Michel Guerrin |
En 2004, le cinéaste jordanien Yahya Alabdallah réalise un court-métrage titré Six minutes, à voir sur YouTube. Une caméra demande à des étudiants et des passants s’ils connaissent telle personnalité, tel pays ou tel fait historique. Ils ne savent pas. Ils ne savent pas qui est Vivaldi, Freud, l’activiste palestinien Ghassan Kanafani, Tchaïkovski, Nietzsche, Tolstoï, le poète syrien Mohammed Al-Maghout.
Madrassa, Pakistan |
Ils ne savent pas où se trouve la Hongrie et quand a eu lieu la Révolution française. Le film se clôt par cette formule : « L’enfant arabe, en dehors de l’école, lit six minutes par an. »
Des statistiques de l’Unesco ou de la Ligue arabe vont dans le même sens : 6 minutes pour l’écolier arabe contre 12 000 minutes pour l’écolier européen. Cela s’explique. Selon l’Unesco en 2009, l'analphabétisme toucherait près de 40 % des Arabes de plus de 15 ans – les femmes surtout. C’est pire, selon Abderrahim Youssi, professeur à l’université Mohamed-V, à Rabat, qui, dans Le Monde des 22-23 juillet 2012, affirme que « la moitié de la population arabe » est analphabète. Les jeunes Arabes ont du mal avec leur langue pour de multiples raisons, dont celle-ci : ils en ont deux – l’arabe classique, réservé aux élites, et l’arabe parlé, populaire. Mohamed Charfi, ancien ministre de l’éducation en Tunisie, déclarait au Monde, en 1998 : « Je ne crois pas qu’un peuple puisse pendant très longtemps écrire une langue qu’on ne parle pas et parler une langue qu’on n’écrit pas. »
Et, pourtant, le phénomène s’accentue à cause du fait religieux, les imams poussant cet arabe classique, qui colle au Coran. Avec cette conséquence, selon Abderrahim Youssi : « Combien de scientifiques, de poètes ou d’écrivains potentiels, ou simplement de citoyens accomplis se retrouvent ainsi, dès les premiers jours de leur existence, mentalement mutilés à vie ? » Mutilés et endoctrinés. Car l’enseignement scolaire est imprégné de religion. Ce n’est pas nouveau. Mais le mouvement prend de l’ampleur, explique Mohamed Métalsi, directeur des actions culturelles à l’Institut du monde arabe (IMA), à Paris : « Pour les petits, l’éducation est fortement religieuse. Pour les grands, l’enseignement de la philosophie colle aux textes musulmans. Exit la Grèce ou les Lumières. » Même constat pour Moulim El Aroussi, commissaire de l’exposition « Le Maroc contemporain », à voir à l’IMA jusqu’au 1er mars. « Ce qui est nouveau, c’est le prêche pendant les cours, du primaire au supérieur, où même un professeur de maths trouve le moyen de parler religion. » Mohamed Charfi voulait un « divorce entre la langue et le Coran ». Le contraire est en train de se passer. Tous les rouages de la vie sociale des pays arabes sont imprégnés de religion. Et chaque œuvre artistique est sous l’œil du Prophète.

* * * * *

* **Exercice A**:
D'après l'article sur la lecture dans le monde arabe, répondez brièvement :
(i) Quel titre porte le court-métrage réalisé en 2004 par Yahya Alabdallah ?
(ii) Selon l'Unesco en 2009, quelle part des Arabes de plus de 15 ans l'analphabétisme toucherait-il ?
(iii) Jusqu'à quelle date l'exposition « Le Maroc contemporain » est-elle à voir à l'IMA ?
* **Exercice B**: Recopiez, s'il vous plaît, le passage de l'article sur la lecture dans le monde arabe qui commence à « Michel Guerrin | » et se termine à « syrien Mohammed Al-Maghout. », en remplaçant « Vivaldi » par « Mozart ».

* **Données du corpus**:
* * * * *

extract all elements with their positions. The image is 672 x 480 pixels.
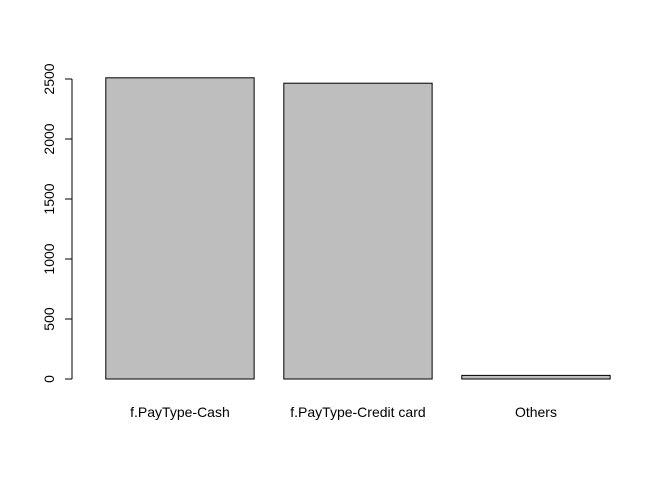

* * * * *

* **Corrigé A**:
(i) Six minutes.
(ii) Près de 40 %.
(iii) Jusqu'au 1er mars.

* **Corrigé B**:
Michel Guerrin |
En 2004, le cinéaste jordanien Yahya Alabdallah réalise un court-métrage titré Six minutes, à voir sur YouTube. Une caméra demande à des étudiants et des passants s’ils connaissent telle personnalité, tel pays ou tel fait historique. Ils ne savent pas. Ils ne savent pas qui est Mozart, Freud, l’activiste palestinien Ghassan Kanafani, Tchaïkovski, Nietzsche, Tolstoï, le poète syrien Mohammed Al-Maghout.